• [SOURCE RECORDS]
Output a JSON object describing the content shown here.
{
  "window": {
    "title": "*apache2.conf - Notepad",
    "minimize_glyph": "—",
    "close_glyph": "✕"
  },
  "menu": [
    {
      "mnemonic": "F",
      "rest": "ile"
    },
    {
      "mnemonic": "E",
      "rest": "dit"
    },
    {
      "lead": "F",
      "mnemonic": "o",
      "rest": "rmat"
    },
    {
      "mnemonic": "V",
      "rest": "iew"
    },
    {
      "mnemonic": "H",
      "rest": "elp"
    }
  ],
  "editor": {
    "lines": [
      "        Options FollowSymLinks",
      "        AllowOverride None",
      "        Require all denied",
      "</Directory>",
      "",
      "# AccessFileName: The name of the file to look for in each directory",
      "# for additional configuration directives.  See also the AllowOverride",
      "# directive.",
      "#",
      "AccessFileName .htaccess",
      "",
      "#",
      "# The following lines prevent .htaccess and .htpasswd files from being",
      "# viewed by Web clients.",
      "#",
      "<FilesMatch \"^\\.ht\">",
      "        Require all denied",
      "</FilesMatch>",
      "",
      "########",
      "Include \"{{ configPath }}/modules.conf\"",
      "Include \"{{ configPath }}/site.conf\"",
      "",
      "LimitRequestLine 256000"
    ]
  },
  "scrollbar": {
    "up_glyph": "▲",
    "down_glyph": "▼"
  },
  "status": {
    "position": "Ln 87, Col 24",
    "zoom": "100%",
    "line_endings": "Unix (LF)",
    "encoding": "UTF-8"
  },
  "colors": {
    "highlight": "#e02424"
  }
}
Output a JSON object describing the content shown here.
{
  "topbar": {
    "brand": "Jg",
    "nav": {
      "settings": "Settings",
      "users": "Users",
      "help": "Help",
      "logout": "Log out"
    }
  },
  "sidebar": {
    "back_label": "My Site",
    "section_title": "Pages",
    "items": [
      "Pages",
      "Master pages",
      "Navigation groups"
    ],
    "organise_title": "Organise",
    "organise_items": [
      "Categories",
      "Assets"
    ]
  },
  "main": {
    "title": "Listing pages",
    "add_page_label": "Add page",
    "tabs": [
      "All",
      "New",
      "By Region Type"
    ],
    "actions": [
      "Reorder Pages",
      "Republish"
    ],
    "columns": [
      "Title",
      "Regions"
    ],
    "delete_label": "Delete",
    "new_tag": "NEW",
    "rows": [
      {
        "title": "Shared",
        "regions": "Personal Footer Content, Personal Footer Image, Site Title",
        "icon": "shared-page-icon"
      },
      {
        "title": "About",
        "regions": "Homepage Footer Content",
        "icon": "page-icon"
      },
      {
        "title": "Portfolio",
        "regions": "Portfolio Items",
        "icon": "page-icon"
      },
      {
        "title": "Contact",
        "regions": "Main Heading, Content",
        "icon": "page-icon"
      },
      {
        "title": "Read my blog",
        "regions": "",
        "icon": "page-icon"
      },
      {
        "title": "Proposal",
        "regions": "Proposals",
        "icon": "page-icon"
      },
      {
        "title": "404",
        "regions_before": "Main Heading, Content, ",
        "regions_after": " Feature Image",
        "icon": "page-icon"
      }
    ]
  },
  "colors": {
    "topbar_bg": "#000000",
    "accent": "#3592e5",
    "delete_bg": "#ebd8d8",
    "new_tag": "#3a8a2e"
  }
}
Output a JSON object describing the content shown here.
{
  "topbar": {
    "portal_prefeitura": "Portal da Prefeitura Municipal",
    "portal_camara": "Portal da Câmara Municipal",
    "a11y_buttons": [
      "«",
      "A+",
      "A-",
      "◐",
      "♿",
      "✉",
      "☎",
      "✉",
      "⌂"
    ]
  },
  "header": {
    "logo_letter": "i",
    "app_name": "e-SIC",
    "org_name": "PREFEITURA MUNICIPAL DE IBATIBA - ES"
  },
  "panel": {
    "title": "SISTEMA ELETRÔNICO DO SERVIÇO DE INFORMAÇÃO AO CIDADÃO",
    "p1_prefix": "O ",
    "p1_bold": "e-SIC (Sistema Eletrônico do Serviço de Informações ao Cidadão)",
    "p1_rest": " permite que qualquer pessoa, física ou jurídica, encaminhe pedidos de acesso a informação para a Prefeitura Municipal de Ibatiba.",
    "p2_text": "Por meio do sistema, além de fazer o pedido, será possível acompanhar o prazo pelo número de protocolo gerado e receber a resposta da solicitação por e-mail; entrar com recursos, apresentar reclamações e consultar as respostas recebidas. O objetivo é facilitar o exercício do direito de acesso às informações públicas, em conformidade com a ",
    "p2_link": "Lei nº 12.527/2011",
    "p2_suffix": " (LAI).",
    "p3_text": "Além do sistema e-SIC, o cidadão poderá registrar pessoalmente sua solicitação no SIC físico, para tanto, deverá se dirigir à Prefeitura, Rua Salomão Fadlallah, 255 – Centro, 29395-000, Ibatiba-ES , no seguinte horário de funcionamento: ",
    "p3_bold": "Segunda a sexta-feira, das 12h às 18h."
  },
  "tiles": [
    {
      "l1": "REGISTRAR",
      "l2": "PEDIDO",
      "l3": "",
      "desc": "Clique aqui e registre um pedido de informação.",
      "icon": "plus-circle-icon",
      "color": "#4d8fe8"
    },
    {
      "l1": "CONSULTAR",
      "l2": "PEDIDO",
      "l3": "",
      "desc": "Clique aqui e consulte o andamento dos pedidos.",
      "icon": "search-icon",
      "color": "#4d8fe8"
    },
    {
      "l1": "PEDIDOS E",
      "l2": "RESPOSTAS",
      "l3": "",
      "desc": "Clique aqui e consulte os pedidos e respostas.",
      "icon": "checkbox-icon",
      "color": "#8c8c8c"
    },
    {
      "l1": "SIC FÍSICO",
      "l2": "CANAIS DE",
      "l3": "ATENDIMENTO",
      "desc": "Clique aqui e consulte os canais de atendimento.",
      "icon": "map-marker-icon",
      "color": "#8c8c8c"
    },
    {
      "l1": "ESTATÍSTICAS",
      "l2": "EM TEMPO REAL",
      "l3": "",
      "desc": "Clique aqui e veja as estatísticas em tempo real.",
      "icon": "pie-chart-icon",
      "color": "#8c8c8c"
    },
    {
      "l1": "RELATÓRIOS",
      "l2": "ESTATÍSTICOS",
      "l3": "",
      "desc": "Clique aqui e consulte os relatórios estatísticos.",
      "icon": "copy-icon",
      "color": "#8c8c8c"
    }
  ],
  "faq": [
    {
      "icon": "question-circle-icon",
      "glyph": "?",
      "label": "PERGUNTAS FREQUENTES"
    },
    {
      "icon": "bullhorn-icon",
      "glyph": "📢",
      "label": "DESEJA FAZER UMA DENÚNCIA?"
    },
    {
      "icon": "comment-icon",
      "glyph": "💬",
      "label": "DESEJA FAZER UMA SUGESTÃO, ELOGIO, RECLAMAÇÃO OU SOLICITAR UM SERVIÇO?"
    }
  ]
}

• [EXERCISE TASK]
Faithfully copy every entry, leaving nothing out.

• [OUTPUT OF THE TASK]
Output a JSON object describing the content shown here.
{
  "window": {
    "title": "*apache2.conf - Notepad",
    "minimize_glyph": "—",
    "close_glyph": "✕"
  },
  "menu": [
    {
      "mnemonic": "F",
      "rest": "ile"
    },
    {
      "mnemonic": "E",
      "rest": "dit"
    },
    {
      "lead": "F",
      "mnemonic": "o",
      "rest": "rmat"
    },
    {
      "mnemonic": "V",
      "rest": "iew"
    },
    {
      "mnemonic": "H",
      "rest": "elp"
    }
  ],
  "editor": {
    "lines": [
      "        Options FollowSymLinks",
      "        AllowOverride None",
      "        Require all denied",
      "</Directory>",
      "",
      "# AccessFileName: The name of the file to look for in each directory",
      "# for additional configuration directives.  See also the AllowOverride",
      "# directive.",
      "#",
      "AccessFileName .htaccess",
      "",
      "#",
      "# The following lines prevent .htaccess and .htpasswd files from being",
      "# viewed by Web clients.",
      "#",
      "<FilesMatch \"^\\.ht\">",
      "        Require all denied",
      "</FilesMatch>",
      "",
      "########",
      "Include \"{{ configPath }}/modules.conf\"",
      "Include \"{{ configPath }}/site.conf\"",
      "",
      "LimitRequestLine 256000"
    ]
  },
  "scrollbar": {
    "up_glyph": "▲",
    "down_glyph": "▼"
  },
  "status": {
    "position": "Ln 87, Col 24",
    "zoom": "100%",
    "line_endings": "Unix (LF)",
    "encoding": "UTF-8"
  },
  "colors": {
    "highlight": "#e02424"
  }
}
Output a JSON object describing the content shown here.
{
  "topbar": {
    "brand": "Jg",
    "nav": {
      "settings": "Settings",
      "users": "Users",
      "help": "Help",
      "logout": "Log out"
    }
  },
  "sidebar": {
    "back_label": "My Site",
    "section_title": "Pages",
    "items": [
      "Pages",
      "Master pages",
      "Navigation groups"
    ],
    "organise_title": "Organise",
    "organise_items": [
      "Categories",
      "Assets"
    ]
  },
  "main": {
    "title": "Listing pages",
    "add_page_label": "Add page",
    "tabs": [
      "All",
      "New",
      "By Region Type"
    ],
    "actions": [
      "Reorder Pages",
      "Republish"
    ],
    "columns": [
      "Title",
      "Regions"
    ],
    "delete_label": "Delete",
    "new_tag": "NEW",
    "rows": [
      {
        "title": "Shared",
        "regions": "Personal Footer Content, Personal Footer Image, Site Title",
        "icon": "shared-page-icon"
      },
      {
        "title": "About",
        "regions": "Homepage Footer Content",
        "icon": "page-icon"
      },
      {
        "title": "Portfolio",
        "regions": "Portfolio Items",
        "icon": "page-icon"
      },
      {
        "title": "Contact",
        "regions": "Main Heading, Content",
        "icon": "page-icon"
      },
      {
        "title": "Read my blog",
        "regions": "",
        "icon": "page-icon"
      },
      {
        "title": "Proposal",
        "regions": "Proposals",
        "icon": "page-icon"
      },
      {
        "title": "404",
        "regions_before": "Main Heading, Content, ",
        "regions_after": " Feature Image",
        "icon": "page-icon"
      }
    ]
  },
  "colors": {
    "topbar_bg": "#000000",
    "accent": "#3592e5",
    "delete_bg": "#ebd8d8",
    "new_tag": "#3a8a2e"
  }
}
Output a JSON object describing the content shown here.
{
  "topbar": {
    "portal_prefeitura": "Portal da Prefeitura Municipal",
    "portal_camara": "Portal da Câmara Municipal",
    "a11y_buttons": [
      "«",
      "A+",
      "A-",
      "◐",
      "♿",
      "✉",
      "☎",
      "✉",
      "⌂"
    ]
  },
  "header": {
    "logo_letter": "i",
    "app_name": "e-SIC",
    "org_name": "PREFEITURA MUNICIPAL DE IBATIBA - ES"
  },
  "panel": {
    "title": "SISTEMA ELETRÔNICO DO SERVIÇO DE INFORMAÇÃO AO CIDADÃO",
    "p1_prefix": "O ",
    "p1_bold": "e-SIC (Sistema Eletrônico do Serviço de Informações ao Cidadão)",
    "p1_rest": " permite que qualquer pessoa, física ou jurídica, encaminhe pedidos de acesso a informação para a Prefeitura Municipal de Ibatiba.",
    "p2_text": "Por meio do sistema, além de fazer o pedido, será possível acompanhar o prazo pelo número de protocolo gerado e receber a resposta da solicitação por e-mail; entrar com recursos, apresentar reclamações e consultar as respostas recebidas. O objetivo é facilitar o exercício do direito de acesso às informações públicas, em conformidade com a ",
    "p2_link": "Lei nº 12.527/2011",
    "p2_suffix": " (LAI).",
    "p3_text": "Além do sistema e-SIC, o cidadão poderá registrar pessoalmente sua solicitação no SIC físico, para tanto, deverá se dirigir à Prefeitura, Rua Salomão Fadlallah, 255 – Centro, 29395-000, Ibatiba-ES , no seguinte horário de funcionamento: ",
    "p3_bold": "Segunda a sexta-feira, das 12h às 18h."
  },
  "tiles": [
    {
      "l1": "REGISTRAR",
      "l2": "PEDIDO",
      "l3": "",
      "desc": "Clique aqui e registre um pedido de informação.",
      "icon": "plus-circle-icon",
      "color": "#4d8fe8"
    },
    {
      "l1": "CONSULTAR",
      "l2": "PEDIDO",
      "l3": "",
      "desc": "Clique aqui e consulte o andamento dos pedidos.",
      "icon": "search-icon",
      "color": "#4d8fe8"
    },
    {
      "l1": "PEDIDOS E",
      "l2": "RESPOSTAS",
      "l3": "",
      "desc": "Clique aqui e consulte os pedidos e respostas.",
      "icon": "checkbox-icon",
      "color": "#8c8c8c"
    },
    {
      "l1": "SIC FÍSICO",
      "l2": "CANAIS DE",
      "l3": "ATENDIMENTO",
      "desc": "Clique aqui e consulte os canais de atendimento.",
      "icon": "map-marker-icon",
      "color": "#8c8c8c"
    },
    {
      "l1": "ESTATÍSTICAS",
      "l2": "EM TEMPO REAL",
      "l3": "",
      "desc": "Clique aqui e veja as estatísticas em tempo real.",
      "icon": "pie-chart-icon",
      "color": "#8c8c8c"
    },
    {
      "l1": "RELATÓRIOS",
      "l2": "ESTATÍSTICOS",
      "l3": "",
      "desc": "Clique aqui e consulte os relatórios estatísticos.",
      "icon": "copy-icon",
      "color": "#8c8c8c"
    }
  ],
  "faq": [
    {
      "icon": "question-circle-icon",
      "glyph": "?",
      "label": "PERGUNTAS FREQUENTES"
    },
    {
      "icon": "bullhorn-icon",
      "glyph": "📢",
      "label": "DESEJA FAZER UMA DENÚNCIA?"
    },
    {
      "icon": "comment-icon",
      "glyph": "💬",
      "label": "DESEJA FAZER UMA SUGESTÃO, ELOGIO, RECLAMAÇÃO OU SOLICITAR UM SERVIÇO?"
    }
  ]
}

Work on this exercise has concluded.